--- BEGIN DATA PROVIDED ---

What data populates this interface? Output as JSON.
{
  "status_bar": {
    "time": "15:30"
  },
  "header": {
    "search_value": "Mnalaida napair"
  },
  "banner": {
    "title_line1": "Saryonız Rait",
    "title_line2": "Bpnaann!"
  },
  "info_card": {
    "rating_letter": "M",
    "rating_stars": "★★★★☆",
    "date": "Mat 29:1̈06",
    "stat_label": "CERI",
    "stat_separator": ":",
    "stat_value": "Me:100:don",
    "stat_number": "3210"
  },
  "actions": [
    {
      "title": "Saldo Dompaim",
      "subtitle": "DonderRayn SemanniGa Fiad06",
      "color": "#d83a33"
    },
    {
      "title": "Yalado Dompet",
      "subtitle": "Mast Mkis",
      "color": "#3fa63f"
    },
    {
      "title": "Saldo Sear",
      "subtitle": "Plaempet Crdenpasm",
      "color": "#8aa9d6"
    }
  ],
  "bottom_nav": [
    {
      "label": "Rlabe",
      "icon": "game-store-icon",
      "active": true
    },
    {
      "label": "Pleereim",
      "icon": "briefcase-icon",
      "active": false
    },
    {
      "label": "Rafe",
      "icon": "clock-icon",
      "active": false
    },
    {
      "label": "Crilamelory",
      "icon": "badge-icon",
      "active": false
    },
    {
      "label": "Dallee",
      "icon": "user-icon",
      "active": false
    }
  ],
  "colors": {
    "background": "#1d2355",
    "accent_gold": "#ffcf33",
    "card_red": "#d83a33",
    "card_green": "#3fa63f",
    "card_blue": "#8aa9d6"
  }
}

--- END DATA PROVIDED ---

Repeat the records above exactly, leaving none out.

What data populates this interface? Output as JSON.
{
  "status_bar": {
    "time": "15:30"
  },
  "header": {
    "search_value": "Mnalaida napair"
  },
  "banner": {
    "title_line1": "Saryonız Rait",
    "title_line2": "Bpnaann!"
  },
  "info_card": {
    "rating_letter": "M",
    "rating_stars": "★★★★☆",
    "date": "Mat 29:1̈06",
    "stat_label": "CERI",
    "stat_separator": ":",
    "stat_value": "Me:100:don",
    "stat_number": "3210"
  },
  "actions": [
    {
      "title": "Saldo Dompaim",
      "subtitle": "DonderRayn SemanniGa Fiad06",
      "color": "#d83a33"
    },
    {
      "title": "Yalado Dompet",
      "subtitle": "Mast Mkis",
      "color": "#3fa63f"
    },
    {
      "title": "Saldo Sear",
      "subtitle": "Plaempet Crdenpasm",
      "color": "#8aa9d6"
    }
  ],
  "bottom_nav": [
    {
      "label": "Rlabe",
      "icon": "game-store-icon",
      "active": true
    },
    {
      "label": "Pleereim",
      "icon": "briefcase-icon",
      "active": false
    },
    {
      "label": "Rafe",
      "icon": "clock-icon",
      "active": false
    },
    {
      "label": "Crilamelory",
      "icon": "badge-icon",
      "active": false
    },
    {
      "label": "Dallee",
      "icon": "user-icon",
      "active": false
    }
  ],
  "colors": {
    "background": "#1d2355",
    "accent_gold": "#ffcf33",
    "card_red": "#d83a33",
    "card_green": "#3fa63f",
    "card_blue": "#8aa9d6"
  }
}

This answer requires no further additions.